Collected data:
--------------------------------------------------

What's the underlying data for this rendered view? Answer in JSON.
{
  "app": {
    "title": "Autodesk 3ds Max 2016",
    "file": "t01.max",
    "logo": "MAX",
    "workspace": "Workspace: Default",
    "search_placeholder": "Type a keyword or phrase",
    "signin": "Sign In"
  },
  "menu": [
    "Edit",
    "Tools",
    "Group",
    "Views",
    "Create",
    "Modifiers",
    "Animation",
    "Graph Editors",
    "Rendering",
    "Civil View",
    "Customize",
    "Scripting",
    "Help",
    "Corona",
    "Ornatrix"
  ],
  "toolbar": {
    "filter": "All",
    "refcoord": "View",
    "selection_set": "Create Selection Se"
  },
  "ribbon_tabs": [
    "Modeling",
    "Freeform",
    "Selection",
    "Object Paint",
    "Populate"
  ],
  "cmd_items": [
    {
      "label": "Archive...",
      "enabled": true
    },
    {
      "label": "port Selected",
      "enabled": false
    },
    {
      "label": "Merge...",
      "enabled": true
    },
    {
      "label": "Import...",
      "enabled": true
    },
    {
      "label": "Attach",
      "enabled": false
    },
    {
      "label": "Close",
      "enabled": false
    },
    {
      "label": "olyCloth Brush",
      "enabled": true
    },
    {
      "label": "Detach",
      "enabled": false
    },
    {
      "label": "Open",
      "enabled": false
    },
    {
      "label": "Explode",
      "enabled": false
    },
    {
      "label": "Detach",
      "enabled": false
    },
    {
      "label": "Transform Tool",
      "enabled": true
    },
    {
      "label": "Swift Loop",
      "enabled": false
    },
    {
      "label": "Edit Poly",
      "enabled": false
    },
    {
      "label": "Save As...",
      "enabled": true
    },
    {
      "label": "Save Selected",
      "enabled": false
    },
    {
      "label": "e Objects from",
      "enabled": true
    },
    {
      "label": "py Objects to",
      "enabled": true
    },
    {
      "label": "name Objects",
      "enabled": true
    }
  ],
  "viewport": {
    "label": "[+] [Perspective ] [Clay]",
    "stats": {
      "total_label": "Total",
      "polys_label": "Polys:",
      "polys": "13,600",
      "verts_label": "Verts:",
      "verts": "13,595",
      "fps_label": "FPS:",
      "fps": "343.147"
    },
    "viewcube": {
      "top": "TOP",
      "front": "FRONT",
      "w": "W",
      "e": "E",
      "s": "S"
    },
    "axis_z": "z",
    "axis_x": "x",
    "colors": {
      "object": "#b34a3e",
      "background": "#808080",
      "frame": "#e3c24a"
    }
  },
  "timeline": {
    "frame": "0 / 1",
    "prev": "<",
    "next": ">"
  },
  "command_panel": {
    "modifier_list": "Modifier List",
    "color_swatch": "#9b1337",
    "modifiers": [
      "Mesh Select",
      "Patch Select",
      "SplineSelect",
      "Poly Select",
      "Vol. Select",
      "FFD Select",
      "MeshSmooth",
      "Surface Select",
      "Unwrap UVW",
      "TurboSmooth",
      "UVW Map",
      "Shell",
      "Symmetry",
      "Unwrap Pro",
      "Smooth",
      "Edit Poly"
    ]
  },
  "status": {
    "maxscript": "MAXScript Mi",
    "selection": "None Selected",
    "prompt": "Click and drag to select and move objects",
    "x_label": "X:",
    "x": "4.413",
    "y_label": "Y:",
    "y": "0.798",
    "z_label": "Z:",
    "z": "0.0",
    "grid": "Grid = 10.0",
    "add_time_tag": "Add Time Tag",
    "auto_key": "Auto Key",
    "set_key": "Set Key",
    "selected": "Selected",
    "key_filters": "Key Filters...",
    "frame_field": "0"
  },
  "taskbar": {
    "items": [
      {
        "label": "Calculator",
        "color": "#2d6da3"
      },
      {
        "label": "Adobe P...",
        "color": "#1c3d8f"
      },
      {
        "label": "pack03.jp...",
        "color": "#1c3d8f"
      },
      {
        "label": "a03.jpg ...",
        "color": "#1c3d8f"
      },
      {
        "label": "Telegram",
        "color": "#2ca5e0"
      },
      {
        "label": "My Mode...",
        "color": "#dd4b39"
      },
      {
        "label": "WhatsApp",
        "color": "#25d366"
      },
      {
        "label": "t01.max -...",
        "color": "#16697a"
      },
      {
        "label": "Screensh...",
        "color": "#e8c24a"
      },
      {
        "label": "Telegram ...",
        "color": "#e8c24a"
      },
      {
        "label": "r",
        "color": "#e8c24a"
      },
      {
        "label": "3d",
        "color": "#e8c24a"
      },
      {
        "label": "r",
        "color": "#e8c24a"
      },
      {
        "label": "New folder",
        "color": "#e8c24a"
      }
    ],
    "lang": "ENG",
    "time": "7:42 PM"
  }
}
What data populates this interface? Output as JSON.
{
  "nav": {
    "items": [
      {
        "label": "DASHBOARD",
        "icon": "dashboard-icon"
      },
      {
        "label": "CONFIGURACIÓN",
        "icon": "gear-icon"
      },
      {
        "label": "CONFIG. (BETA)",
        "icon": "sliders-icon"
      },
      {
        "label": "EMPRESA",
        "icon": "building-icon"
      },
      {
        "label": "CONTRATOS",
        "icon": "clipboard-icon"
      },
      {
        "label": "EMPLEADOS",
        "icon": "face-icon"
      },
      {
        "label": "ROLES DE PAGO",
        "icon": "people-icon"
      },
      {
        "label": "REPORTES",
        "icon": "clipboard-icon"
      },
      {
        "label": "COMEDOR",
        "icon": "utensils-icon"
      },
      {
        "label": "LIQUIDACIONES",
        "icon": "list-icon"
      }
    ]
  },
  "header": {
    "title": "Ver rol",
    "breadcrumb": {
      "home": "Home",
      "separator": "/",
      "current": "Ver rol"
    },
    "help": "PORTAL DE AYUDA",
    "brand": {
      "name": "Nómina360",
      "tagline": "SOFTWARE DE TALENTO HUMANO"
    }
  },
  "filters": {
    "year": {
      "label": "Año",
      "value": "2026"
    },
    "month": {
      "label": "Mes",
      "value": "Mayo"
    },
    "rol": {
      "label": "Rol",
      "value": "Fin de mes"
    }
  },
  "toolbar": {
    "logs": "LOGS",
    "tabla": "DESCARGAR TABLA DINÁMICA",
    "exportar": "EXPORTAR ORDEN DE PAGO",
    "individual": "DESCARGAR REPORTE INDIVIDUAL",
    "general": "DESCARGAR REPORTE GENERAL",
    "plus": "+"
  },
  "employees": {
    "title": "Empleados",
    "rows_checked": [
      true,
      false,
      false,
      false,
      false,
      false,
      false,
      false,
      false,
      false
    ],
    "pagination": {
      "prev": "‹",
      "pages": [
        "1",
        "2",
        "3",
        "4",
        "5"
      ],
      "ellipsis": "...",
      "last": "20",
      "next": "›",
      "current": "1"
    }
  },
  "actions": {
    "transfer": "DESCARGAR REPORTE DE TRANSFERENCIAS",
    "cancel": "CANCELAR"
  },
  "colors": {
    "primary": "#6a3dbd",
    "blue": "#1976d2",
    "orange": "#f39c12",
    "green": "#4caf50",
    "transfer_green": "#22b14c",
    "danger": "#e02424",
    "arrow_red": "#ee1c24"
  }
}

--------------------------------------------------

TO BE DONE: Would you write down every record again, exactly?

EXERCISE OUTPUT:
What's the underlying data for this rendered view? Answer in JSON.
{
  "app": {
    "title": "Autodesk 3ds Max 2016",
    "file": "t01.max",
    "logo": "MAX",
    "workspace": "Workspace: Default",
    "search_placeholder": "Type a keyword or phrase",
    "signin": "Sign In"
  },
  "menu": [
    "Edit",
    "Tools",
    "Group",
    "Views",
    "Create",
    "Modifiers",
    "Animation",
    "Graph Editors",
    "Rendering",
    "Civil View",
    "Customize",
    "Scripting",
    "Help",
    "Corona",
    "Ornatrix"
  ],
  "toolbar": {
    "filter": "All",
    "refcoord": "View",
    "selection_set": "Create Selection Se"
  },
  "ribbon_tabs": [
    "Modeling",
    "Freeform",
    "Selection",
    "Object Paint",
    "Populate"
  ],
  "cmd_items": [
    {
      "label": "Archive...",
      "enabled": true
    },
    {
      "label": "port Selected",
      "enabled": false
    },
    {
      "label": "Merge...",
      "enabled": true
    },
    {
      "label": "Import...",
      "enabled": true
    },
    {
      "label": "Attach",
      "enabled": false
    },
    {
      "label": "Close",
      "enabled": false
    },
    {
      "label": "olyCloth Brush",
      "enabled": true
    },
    {
      "label": "Detach",
      "enabled": false
    },
    {
      "label": "Open",
      "enabled": false
    },
    {
      "label": "Explode",
      "enabled": false
    },
    {
      "label": "Detach",
      "enabled": false
    },
    {
      "label": "Transform Tool",
      "enabled": true
    },
    {
      "label": "Swift Loop",
      "enabled": false
    },
    {
      "label": "Edit Poly",
      "enabled": false
    },
    {
      "label": "Save As...",
      "enabled": true
    },
    {
      "label": "Save Selected",
      "enabled": false
    },
    {
      "label": "e Objects from",
      "enabled": true
    },
    {
      "label": "py Objects to",
      "enabled": true
    },
    {
      "label": "name Objects",
      "enabled": true
    }
  ],
  "viewport": {
    "label": "[+] [Perspective ] [Clay]",
    "stats": {
      "total_label": "Total",
      "polys_label": "Polys:",
      "polys": "13,600",
      "verts_label": "Verts:",
      "verts": "13,595",
      "fps_label": "FPS:",
      "fps": "343.147"
    },
    "viewcube": {
      "top": "TOP",
      "front": "FRONT",
      "w": "W",
      "e": "E",
      "s": "S"
    },
    "axis_z": "z",
    "axis_x": "x",
    "colors": {
      "object": "#b34a3e",
      "background": "#808080",
      "frame": "#e3c24a"
    }
  },
  "timeline": {
    "frame": "0 / 1",
    "prev": "<",
    "next": ">"
  },
  "command_panel": {
    "modifier_list": "Modifier List",
    "color_swatch": "#9b1337",
    "modifiers": [
      "Mesh Select",
      "Patch Select",
      "SplineSelect",
      "Poly Select",
      "Vol. Select",
      "FFD Select",
      "MeshSmooth",
      "Surface Select",
      "Unwrap UVW",
      "TurboSmooth",
      "UVW Map",
      "Shell",
      "Symmetry",
      "Unwrap Pro",
      "Smooth",
      "Edit Poly"
    ]
  },
  "status": {
    "maxscript": "MAXScript Mi",
    "selection": "None Selected",
    "prompt": "Click and drag to select and move objects",
    "x_label": "X:",
    "x": "4.413",
    "y_label": "Y:",
    "y": "0.798",
    "z_label": "Z:",
    "z": "0.0",
    "grid": "Grid = 10.0",
    "add_time_tag": "Add Time Tag",
    "auto_key": "Auto Key",
    "set_key": "Set Key",
    "selected": "Selected",
    "key_filters": "Key Filters...",
    "frame_field": "0"
  },
  "taskbar": {
    "items": [
      {
        "label": "Calculator",
        "color": "#2d6da3"
      },
      {
        "label": "Adobe P...",
        "color": "#1c3d8f"
      },
      {
        "label": "pack03.jp...",
        "color": "#1c3d8f"
      },
      {
        "label": "a03.jpg ...",
        "color": "#1c3d8f"
      },
      {
        "label": "Telegram",
        "color": "#2ca5e0"
      },
      {
        "label": "My Mode...",
        "color": "#dd4b39"
      },
      {
        "label": "WhatsApp",
        "color": "#25d366"
      },
      {
        "label": "t01.max -...",
        "color": "#16697a"
      },
      {
        "label": "Screensh...",
        "color": "#e8c24a"
      },
      {
        "label": "Telegram ...",
        "color": "#e8c24a"
      },
      {
        "label": "r",
        "color": "#e8c24a"
      },
      {
        "label": "3d",
        "color": "#e8c24a"
      },
      {
        "label": "r",
        "color": "#e8c24a"
      },
      {
        "label": "New folder",
        "color": "#e8c24a"
      }
    ],
    "lang": "ENG",
    "time": "7:42 PM"
  }
}
What data populates this interface? Output as JSON.
{
  "nav": {
    "items": [
      {
        "label": "DASHBOARD",
        "icon": "dashboard-icon"
      },
      {
        "label": "CONFIGURACIÓN",
        "icon": "gear-icon"
      },
      {
        "label": "CONFIG. (BETA)",
        "icon": "sliders-icon"
      },
      {
        "label": "EMPRESA",
        "icon": "building-icon"
      },
      {
        "label": "CONTRATOS",
        "icon": "clipboard-icon"
      },
      {
        "label": "EMPLEADOS",
        "icon": "face-icon"
      },
      {
        "label": "ROLES DE PAGO",
        "icon": "people-icon"
      },
      {
        "label": "REPORTES",
        "icon": "clipboard-icon"
      },
      {
        "label": "COMEDOR",
        "icon": "utensils-icon"
      },
      {
        "label": "LIQUIDACIONES",
        "icon": "list-icon"
      }
    ]
  },
  "header": {
    "title": "Ver rol",
    "breadcrumb": {
      "home": "Home",
      "separator": "/",
      "current": "Ver rol"
    },
    "help": "PORTAL DE AYUDA",
    "brand": {
      "name": "Nómina360",
      "tagline": "SOFTWARE DE TALENTO HUMANO"
    }
  },
  "filters": {
    "year": {
      "label": "Año",
      "value": "2026"
    },
    "month": {
      "label": "Mes",
      "value": "Mayo"
    },
    "rol": {
      "label": "Rol",
      "value": "Fin de mes"
    }
  },
  "toolbar": {
    "logs": "LOGS",
    "tabla": "DESCARGAR TABLA DINÁMICA",
    "exportar": "EXPORTAR ORDEN DE PAGO",
    "individual": "DESCARGAR REPORTE INDIVIDUAL",
    "general": "DESCARGAR REPORTE GENERAL",
    "plus": "+"
  },
  "employees": {
    "title": "Empleados",
    "rows_checked": [
      true,
      false,
      false,
      false,
      false,
      false,
      false,
      false,
      false,
      false
    ],
    "pagination": {
      "prev": "‹",
      "pages": [
        "1",
        "2",
        "3",
        "4",
        "5"
      ],
      "ellipsis": "...",
      "last": "20",
      "next": "›",
      "current": "1"
    }
  },
  "actions": {
    "transfer": "DESCARGAR REPORTE DE TRANSFERENCIAS",
    "cancel": "CANCELAR"
  },
  "colors": {
    "primary": "#6a3dbd",
    "blue": "#1976d2",
    "orange": "#f39c12",
    "green": "#4caf50",
    "transfer_green": "#22b14c",
    "danger": "#e02424",
    "arrow_red": "#ee1c24"
  }
}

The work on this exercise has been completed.